Records from a data collection:
--- BEGIN ---

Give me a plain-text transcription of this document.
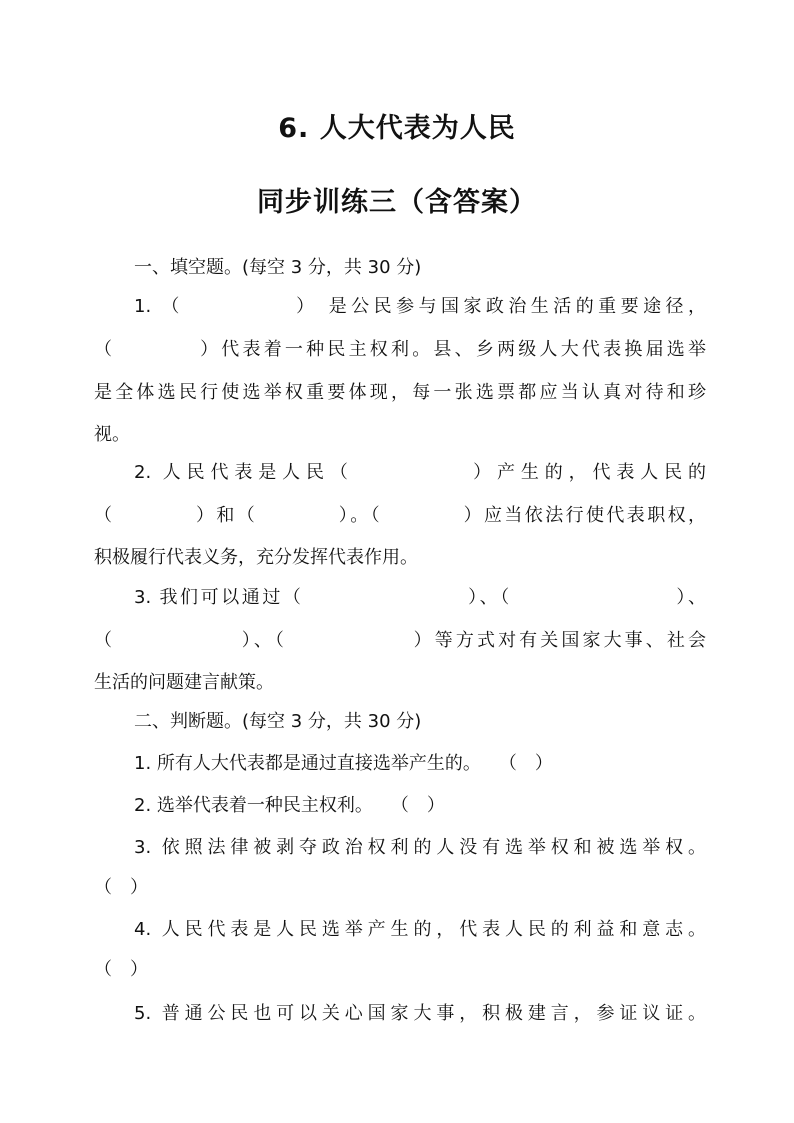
6. 人大代表为人民
同步训练三（含答案）
一、填空题。(每空 3 分，共 30 分)
1. （　　　　　） 是公民参与国家政治生活的重要途径，
（　　　　）代表着一种民主权利。县、乡两级人大代表换届选举
是全体选民行使选举权重要体现，每一张选票都应当认真对待和珍
视。
2. 人民代表是人民（　　　　　）产生的，代表人民的
（　　　　）和（　　　　）。（　　　　）应当依法行使代表职权，
积极履行代表义务，充分发挥代表作用。
3. 我们可以通过（　　　　　　　　）、（　　　　　　　　）、
（　　　　　　）、（　　　　　　）等方式对有关国家大事、社会
生活的问题建言献策。
二、判断题。(每空 3 分，共 30 分)
1. 所有人大代表都是通过直接选举产生的。　　（　）
2. 选举代表着一种民主权利。　　（　）
3. 依照法律被剥夺政治权利的人没有选举权和被选举权。
（　）
4. 人民代表是人民选举产生的，代表人民的利益和意志。
（　）
5. 普通公民也可以关心国家大事，积极建言，参证议证。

--- END ---

Aim of the exercise – All of the lines above should be retyped precisely, apart from the pictures.

Solution to the problem –
Give me a plain-text transcription of this document.
6. 人大代表为人民
同步训练三（含答案）
一、填空题。(每空 3 分，共 30 分)
1. （　　　　　） 是公民参与国家政治生活的重要途径，
（　　　　）代表着一种民主权利。县、乡两级人大代表换届选举
是全体选民行使选举权重要体现，每一张选票都应当认真对待和珍
视。
2. 人民代表是人民（　　　　　）产生的，代表人民的
（　　　　）和（　　　　）。（　　　　）应当依法行使代表职权，
积极履行代表义务，充分发挥代表作用。
3. 我们可以通过（　　　　　　　　）、（　　　　　　　　）、
（　　　　　　）、（　　　　　　）等方式对有关国家大事、社会
生活的问题建言献策。
二、判断题。(每空 3 分，共 30 分)
1. 所有人大代表都是通过直接选举产生的。　　（　）
2. 选举代表着一种民主权利。　　（　）
3. 依照法律被剥夺政治权利的人没有选举权和被选举权。
（　）
4. 人民代表是人民选举产生的，代表人民的利益和意志。
（　）
5. 普通公民也可以关心国家大事，积极建言，参证议证。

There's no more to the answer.